** BEGIN **

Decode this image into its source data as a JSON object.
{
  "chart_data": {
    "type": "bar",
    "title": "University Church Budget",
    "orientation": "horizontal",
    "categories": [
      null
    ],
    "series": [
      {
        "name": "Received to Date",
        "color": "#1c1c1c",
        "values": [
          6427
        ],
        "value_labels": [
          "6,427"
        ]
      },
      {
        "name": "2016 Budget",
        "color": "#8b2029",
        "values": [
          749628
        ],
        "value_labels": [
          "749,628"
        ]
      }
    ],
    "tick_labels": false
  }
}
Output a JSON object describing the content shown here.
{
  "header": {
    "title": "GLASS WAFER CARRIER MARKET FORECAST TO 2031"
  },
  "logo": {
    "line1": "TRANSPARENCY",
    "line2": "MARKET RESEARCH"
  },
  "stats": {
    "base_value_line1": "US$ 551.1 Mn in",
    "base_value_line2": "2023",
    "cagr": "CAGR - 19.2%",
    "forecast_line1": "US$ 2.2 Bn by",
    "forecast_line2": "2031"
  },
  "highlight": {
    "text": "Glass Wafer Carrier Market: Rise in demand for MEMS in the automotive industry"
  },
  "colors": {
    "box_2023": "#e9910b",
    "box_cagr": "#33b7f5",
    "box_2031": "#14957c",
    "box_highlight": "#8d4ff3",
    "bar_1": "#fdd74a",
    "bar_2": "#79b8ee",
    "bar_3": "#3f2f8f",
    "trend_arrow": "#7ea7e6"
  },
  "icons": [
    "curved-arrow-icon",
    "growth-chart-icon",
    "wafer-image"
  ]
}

** END **

» Given request:
Print all the data exactly.

» Worked answer:
Decode this image into its source data as a JSON object.
{
  "chart_data": {
    "type": "bar",
    "title": "University Church Budget",
    "orientation": "horizontal",
    "categories": [
      null
    ],
    "series": [
      {
        "name": "Received to Date",
        "color": "#1c1c1c",
        "values": [
          6427
        ],
        "value_labels": [
          "6,427"
        ]
      },
      {
        "name": "2016 Budget",
        "color": "#8b2029",
        "values": [
          749628
        ],
        "value_labels": [
          "749,628"
        ]
      }
    ],
    "tick_labels": false
  }
}
Output a JSON object describing the content shown here.
{
  "header": {
    "title": "GLASS WAFER CARRIER MARKET FORECAST TO 2031"
  },
  "logo": {
    "line1": "TRANSPARENCY",
    "line2": "MARKET RESEARCH"
  },
  "stats": {
    "base_value_line1": "US$ 551.1 Mn in",
    "base_value_line2": "2023",
    "cagr": "CAGR - 19.2%",
    "forecast_line1": "US$ 2.2 Bn by",
    "forecast_line2": "2031"
  },
  "highlight": {
    "text": "Glass Wafer Carrier Market: Rise in demand for MEMS in the automotive industry"
  },
  "colors": {
    "box_2023": "#e9910b",
    "box_cagr": "#33b7f5",
    "box_2031": "#14957c",
    "box_highlight": "#8d4ff3",
    "bar_1": "#fdd74a",
    "bar_2": "#79b8ee",
    "bar_3": "#3f2f8f",
    "trend_arrow": "#7ea7e6"
  },
  "icons": [
    "curved-arrow-icon",
    "growth-chart-icon",
    "wafer-image"
  ]
}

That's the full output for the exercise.